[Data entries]
:::

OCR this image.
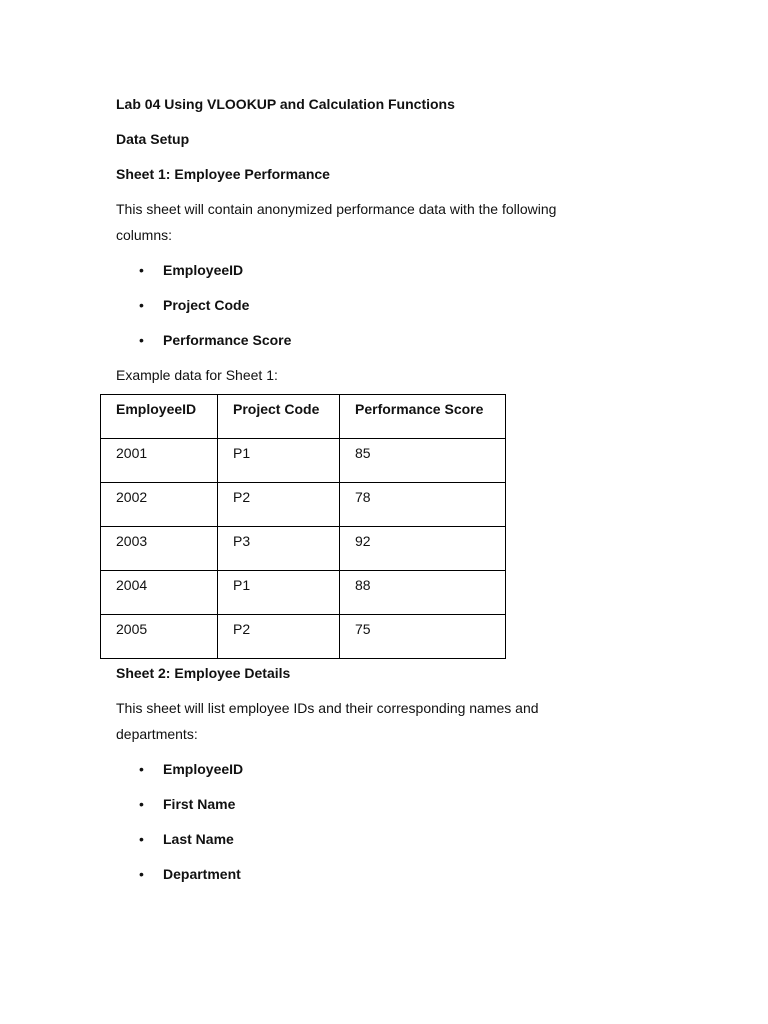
Lab 04 Using VLOOKUP and Calculation Functions

Data Setup

Sheet 1: Employee Performance

This sheet will contain anonymized performance data with the following
columns:

• EmployeeID
• Project Code
• Performance Score

Example data for Sheet 1:

EmployeeID	Project Code	Performance Score
2001	P1	85
2002	P2	78
2003	P3	92
2004	P1	88
2005	P2	75

Sheet 2: Employee Details

This sheet will list employee IDs and their corresponding names and
departments:

• EmployeeID
• First Name
• Last Name
• Department
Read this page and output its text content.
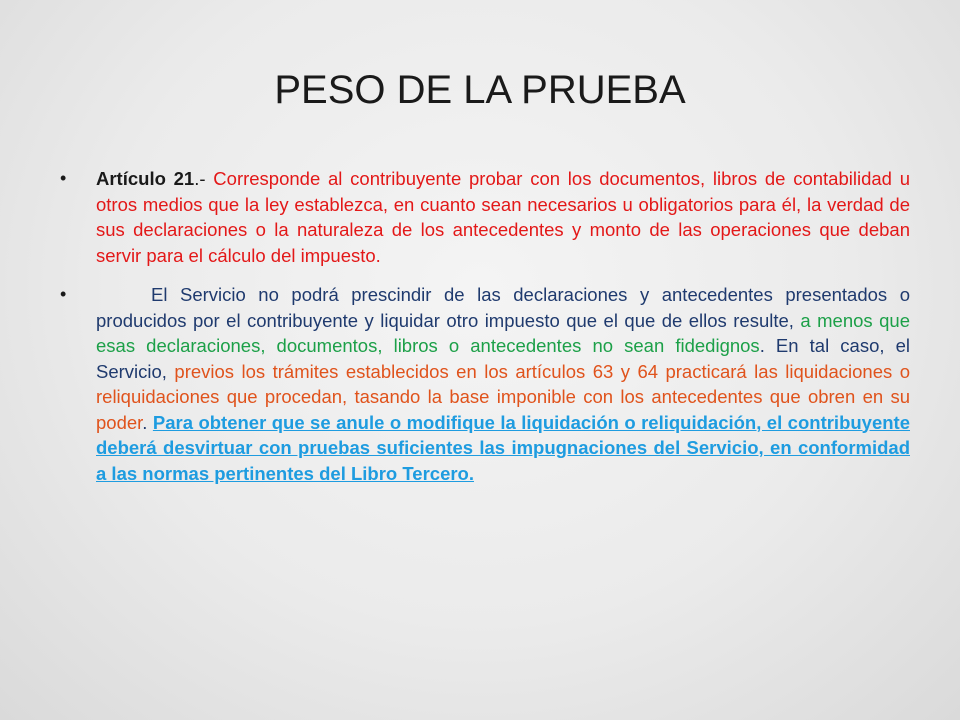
PESO DE LA PRUEBA
• Artículo 21.- Corresponde al contribuyente probar con los documentos, libros de contabilidad u otros medios que la ley establezca, en cuanto sean necesarios u obligatorios para él, la verdad de sus declaraciones o la naturaleza de los antecedentes y monto de las operaciones que deban servir para el cálculo del impuesto.
•	El Servicio no podrá prescindir de las declaraciones y antecedentes presentados o producidos por el contribuyente y liquidar otro impuesto que el que de ellos resulte, a menos que esas declaraciones, documentos, libros o antecedentes no sean fidedignos. En tal caso, el Servicio, previos los trámites establecidos en los artículos 63 y 64 practicará las liquidaciones o reliquidaciones que procedan, tasando la base imponible con los antecedentes que obren en su poder. Para obtener que se anule o modifique la liquidación o reliquidación, el contribuyente deberá desvirtuar con pruebas suficientes las impugnaciones del Servicio, en conformidad a las normas pertinentes del Libro Tercero.
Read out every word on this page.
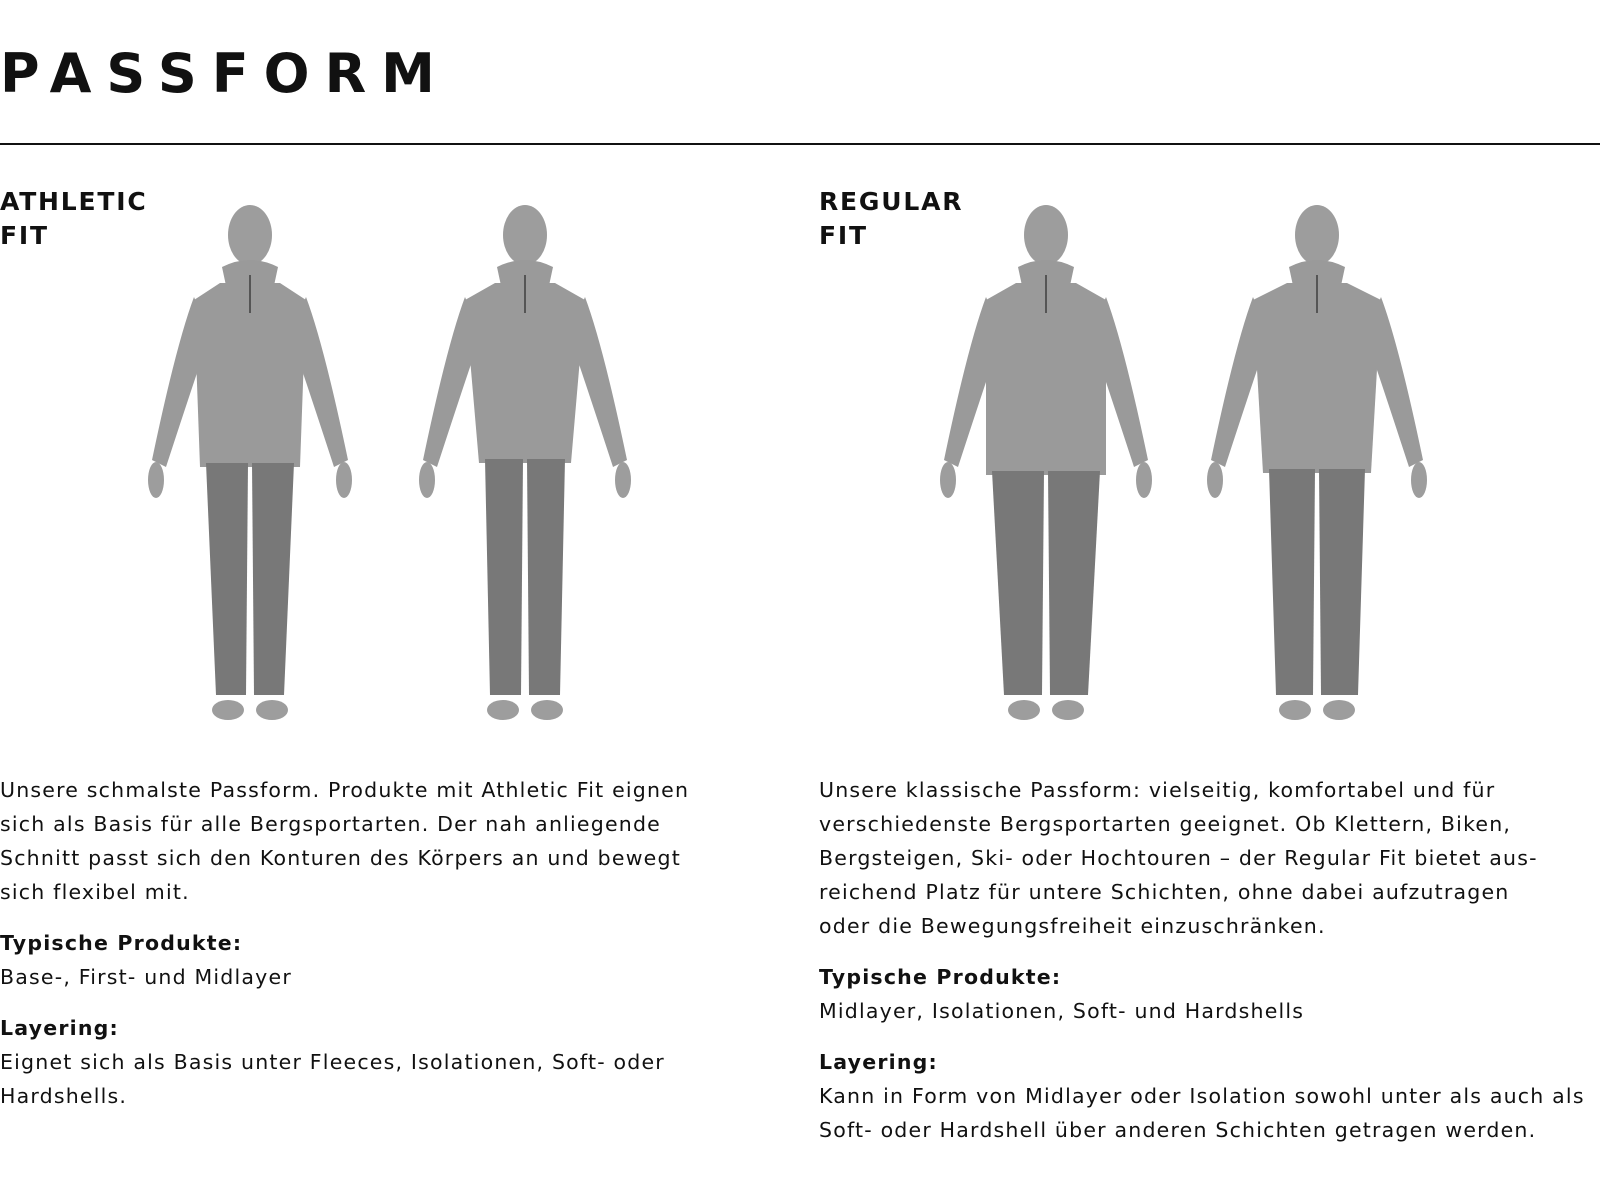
PASSFORM
ATHLETIC
FIT

Unsere schmalste Passform. Produkte mit Athletic Fit eignen
sich als Basis für alle Bergsportarten. Der nah anliegende
Schnitt passt sich den Konturen des Körpers an und bewegt
sich flexibel mit.

Typische Produkte:
Base-, First- und Midlayer
Layering:
Eignet sich als Basis unter Fleeces, Isolationen, Soft- oder
Hardshells.
REGULAR
FIT

Unsere klassische Passform: vielseitig, komfortabel und für
verschiedenste Bergsportarten geeignet. Ob Klettern, Biken,
Bergsteigen, Ski- oder Hochtouren – der Regular Fit bietet aus-
reichend Platz für untere Schichten, ohne dabei aufzutragen
oder die Bewegungsfreiheit einzuschränken.

Typische Produkte:
Midlayer, Isolationen, Soft- und Hardshells
Layering:
Kann in Form von Midlayer oder Isolation sowohl unter als auch als
Soft- oder Hardshell über anderen Schichten getragen werden.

:::

**DIRECTIONS**
Copy out each record shown above without alteration, skipping any picture.

**THE OUTPUT**
OCR this image.
Lab 04 Using VLOOKUP and Calculation Functions

Data Setup

Sheet 1: Employee Performance

This sheet will contain anonymized performance data with the following
columns:

• EmployeeID
• Project Code
• Performance Score

Example data for Sheet 1:

EmployeeID	Project Code	Performance Score
2001	P1	85
2002	P2	78
2003	P3	92
2004	P1	88
2005	P2	75

Sheet 2: Employee Details

This sheet will list employee IDs and their corresponding names and
departments:

• EmployeeID
• First Name
• Last Name
• Department
Read this page and output its text content.
PESO DE LA PRUEBA
• Artículo 21.- Corresponde al contribuyente probar con los documentos, libros de contabilidad u otros medios que la ley establezca, en cuanto sean necesarios u obligatorios para él, la verdad de sus declaraciones o la naturaleza de los antecedentes y monto de las operaciones que deban servir para el cálculo del impuesto.
•	El Servicio no podrá prescindir de las declaraciones y antecedentes presentados o producidos por el contribuyente y liquidar otro impuesto que el que de ellos resulte, a menos que esas declaraciones, documentos, libros o antecedentes no sean fidedignos. En tal caso, el Servicio, previos los trámites establecidos en los artículos 63 y 64 practicará las liquidaciones o reliquidaciones que procedan, tasando la base imponible con los antecedentes que obren en su poder. Para obtener que se anule o modifique la liquidación o reliquidación, el contribuyente deberá desvirtuar con pruebas suficientes las impugnaciones del Servicio, en conformidad a las normas pertinentes del Libro Tercero.
Read out every word on this page.
PASSFORM
ATHLETIC
FIT

Unsere schmalste Passform. Produkte mit Athletic Fit eignen
sich als Basis für alle Bergsportarten. Der nah anliegende
Schnitt passt sich den Konturen des Körpers an und bewegt
sich flexibel mit.

Typische Produkte:
Base-, First- und Midlayer
Layering:
Eignet sich als Basis unter Fleeces, Isolationen, Soft- oder
Hardshells.
REGULAR
FIT

Unsere klassische Passform: vielseitig, komfortabel und für
verschiedenste Bergsportarten geeignet. Ob Klettern, Biken,
Bergsteigen, Ski- oder Hochtouren – der Regular Fit bietet aus-
reichend Platz für untere Schichten, ohne dabei aufzutragen
oder die Bewegungsfreiheit einzuschränken.

Typische Produkte:
Midlayer, Isolationen, Soft- und Hardshells
Layering:
Kann in Form von Midlayer oder Isolation sowohl unter als auch als
Soft- oder Hardshell über anderen Schichten getragen werden.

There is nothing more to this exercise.